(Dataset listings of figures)
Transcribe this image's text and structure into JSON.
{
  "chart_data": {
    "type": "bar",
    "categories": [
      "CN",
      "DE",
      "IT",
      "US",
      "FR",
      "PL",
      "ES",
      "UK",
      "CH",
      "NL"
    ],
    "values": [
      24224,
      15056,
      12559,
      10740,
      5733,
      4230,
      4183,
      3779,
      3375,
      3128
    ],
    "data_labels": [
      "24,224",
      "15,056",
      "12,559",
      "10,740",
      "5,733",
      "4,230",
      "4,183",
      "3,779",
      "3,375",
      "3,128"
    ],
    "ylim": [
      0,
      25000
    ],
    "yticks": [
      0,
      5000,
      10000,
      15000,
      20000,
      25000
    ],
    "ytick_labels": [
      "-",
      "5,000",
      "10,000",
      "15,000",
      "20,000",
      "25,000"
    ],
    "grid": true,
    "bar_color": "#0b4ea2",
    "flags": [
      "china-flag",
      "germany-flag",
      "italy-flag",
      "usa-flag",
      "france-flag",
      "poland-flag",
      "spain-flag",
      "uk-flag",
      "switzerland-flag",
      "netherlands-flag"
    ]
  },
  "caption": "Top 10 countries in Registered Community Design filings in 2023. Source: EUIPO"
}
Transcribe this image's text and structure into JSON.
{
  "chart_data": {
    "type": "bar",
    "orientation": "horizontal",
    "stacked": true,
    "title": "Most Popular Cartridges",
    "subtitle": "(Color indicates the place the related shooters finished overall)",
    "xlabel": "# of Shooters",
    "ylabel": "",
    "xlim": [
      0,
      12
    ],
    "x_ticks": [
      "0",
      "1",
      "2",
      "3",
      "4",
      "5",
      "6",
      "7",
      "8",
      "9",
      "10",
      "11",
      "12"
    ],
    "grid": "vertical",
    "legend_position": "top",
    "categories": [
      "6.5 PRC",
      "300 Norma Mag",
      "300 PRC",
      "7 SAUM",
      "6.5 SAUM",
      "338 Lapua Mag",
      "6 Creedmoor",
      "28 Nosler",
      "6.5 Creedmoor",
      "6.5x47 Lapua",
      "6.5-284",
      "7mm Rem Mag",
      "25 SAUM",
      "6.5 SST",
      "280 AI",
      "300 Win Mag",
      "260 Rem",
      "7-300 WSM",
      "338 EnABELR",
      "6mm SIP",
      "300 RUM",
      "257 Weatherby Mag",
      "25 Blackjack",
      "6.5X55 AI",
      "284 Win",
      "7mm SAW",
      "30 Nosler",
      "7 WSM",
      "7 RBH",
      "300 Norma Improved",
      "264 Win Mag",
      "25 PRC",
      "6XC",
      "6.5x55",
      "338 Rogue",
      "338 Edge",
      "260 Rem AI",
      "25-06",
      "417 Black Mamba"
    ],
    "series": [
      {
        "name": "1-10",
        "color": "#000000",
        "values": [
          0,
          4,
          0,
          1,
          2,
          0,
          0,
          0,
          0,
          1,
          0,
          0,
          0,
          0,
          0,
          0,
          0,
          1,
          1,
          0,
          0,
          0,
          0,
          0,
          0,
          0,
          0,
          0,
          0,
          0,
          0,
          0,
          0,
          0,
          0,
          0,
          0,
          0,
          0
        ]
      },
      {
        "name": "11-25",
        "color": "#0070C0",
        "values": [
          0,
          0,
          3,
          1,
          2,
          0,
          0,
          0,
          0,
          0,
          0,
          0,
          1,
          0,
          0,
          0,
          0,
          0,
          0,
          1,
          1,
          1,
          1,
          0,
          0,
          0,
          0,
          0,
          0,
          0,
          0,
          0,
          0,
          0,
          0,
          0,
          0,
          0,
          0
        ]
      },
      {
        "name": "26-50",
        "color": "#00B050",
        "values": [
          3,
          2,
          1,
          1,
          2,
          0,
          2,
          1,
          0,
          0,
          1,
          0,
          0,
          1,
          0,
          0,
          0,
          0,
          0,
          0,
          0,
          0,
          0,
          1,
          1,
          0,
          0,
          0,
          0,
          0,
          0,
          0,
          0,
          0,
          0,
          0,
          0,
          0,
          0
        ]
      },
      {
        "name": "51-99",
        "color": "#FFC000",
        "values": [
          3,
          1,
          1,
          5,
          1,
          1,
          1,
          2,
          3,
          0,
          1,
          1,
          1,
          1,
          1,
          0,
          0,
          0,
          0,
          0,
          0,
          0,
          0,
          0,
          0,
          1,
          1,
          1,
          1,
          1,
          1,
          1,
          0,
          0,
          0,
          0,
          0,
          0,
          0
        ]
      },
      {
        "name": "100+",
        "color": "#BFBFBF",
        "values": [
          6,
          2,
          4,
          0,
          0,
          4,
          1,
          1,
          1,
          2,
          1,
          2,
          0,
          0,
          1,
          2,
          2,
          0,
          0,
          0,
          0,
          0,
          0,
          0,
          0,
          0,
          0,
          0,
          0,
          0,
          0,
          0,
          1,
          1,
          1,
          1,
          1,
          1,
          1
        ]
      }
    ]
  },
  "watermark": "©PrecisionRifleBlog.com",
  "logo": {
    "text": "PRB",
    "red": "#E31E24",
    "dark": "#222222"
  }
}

> **Exercise description**: What is the number of lines in the listing that include the word "name"? Give that number and nothing else.

> **Written solution**: 5